-- begin MATERIAL FOR THIS EXERCISE --

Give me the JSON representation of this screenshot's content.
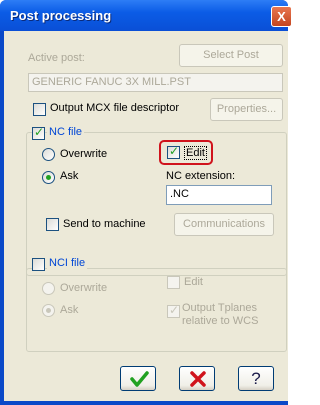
{
  "window": {
    "title": "Post processing",
    "close": "X"
  },
  "active_post": {
    "label": "Active post:",
    "value": "GENERIC FANUC 3X MILL.PST",
    "select_button": "Select Post"
  },
  "mcx": {
    "label": "Output MCX file descriptor",
    "checked": false,
    "properties_button": "Properties..."
  },
  "nc_file": {
    "label": "NC file",
    "checked": true,
    "overwrite": "Overwrite",
    "ask": "Ask",
    "selected": "Ask",
    "edit": {
      "label": "Edit",
      "checked": true
    },
    "extension_label": "NC extension:",
    "extension_value": ".NC",
    "send_to_machine": {
      "label": "Send to machine",
      "checked": false
    },
    "communications_button": "Communications"
  },
  "nci_file": {
    "label": "NCI file",
    "checked": false,
    "overwrite": "Overwrite",
    "ask": "Ask",
    "selected": "Ask",
    "edit": {
      "label": "Edit",
      "checked": false
    },
    "output_tplanes": {
      "label": "Output Tplanes relative to WCS",
      "checked": true
    }
  },
  "footer": {
    "ok_icon": "check-icon",
    "cancel_icon": "x-icon",
    "help_icon": "question-icon",
    "help_glyph": "?"
  },
  "colors": {
    "accent": "#0046d5",
    "ok": "#21a121",
    "cancel": "#d0131c",
    "highlight": "#d0131c"
  }
}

-- end MATERIAL FOR THIS EXERCISE --

▶ [DIRECTIONS]
Without the pictures, restate all of the entries above verbatim.

▶ [TASK RESPONSE]
Give me the JSON representation of this screenshot's content.
{
  "window": {
    "title": "Post processing",
    "close": "X"
  },
  "active_post": {
    "label": "Active post:",
    "value": "GENERIC FANUC 3X MILL.PST",
    "select_button": "Select Post"
  },
  "mcx": {
    "label": "Output MCX file descriptor",
    "checked": false,
    "properties_button": "Properties..."
  },
  "nc_file": {
    "label": "NC file",
    "checked": true,
    "overwrite": "Overwrite",
    "ask": "Ask",
    "selected": "Ask",
    "edit": {
      "label": "Edit",
      "checked": true
    },
    "extension_label": "NC extension:",
    "extension_value": ".NC",
    "send_to_machine": {
      "label": "Send to machine",
      "checked": false
    },
    "communications_button": "Communications"
  },
  "nci_file": {
    "label": "NCI file",
    "checked": false,
    "overwrite": "Overwrite",
    "ask": "Ask",
    "selected": "Ask",
    "edit": {
      "label": "Edit",
      "checked": false
    },
    "output_tplanes": {
      "label": "Output Tplanes relative to WCS",
      "checked": true
    }
  },
  "footer": {
    "ok_icon": "check-icon",
    "cancel_icon": "x-icon",
    "help_icon": "question-icon",
    "help_glyph": "?"
  },
  "colors": {
    "accent": "#0046d5",
    "ok": "#21a121",
    "cancel": "#d0131c",
    "highlight": "#d0131c"
  }
}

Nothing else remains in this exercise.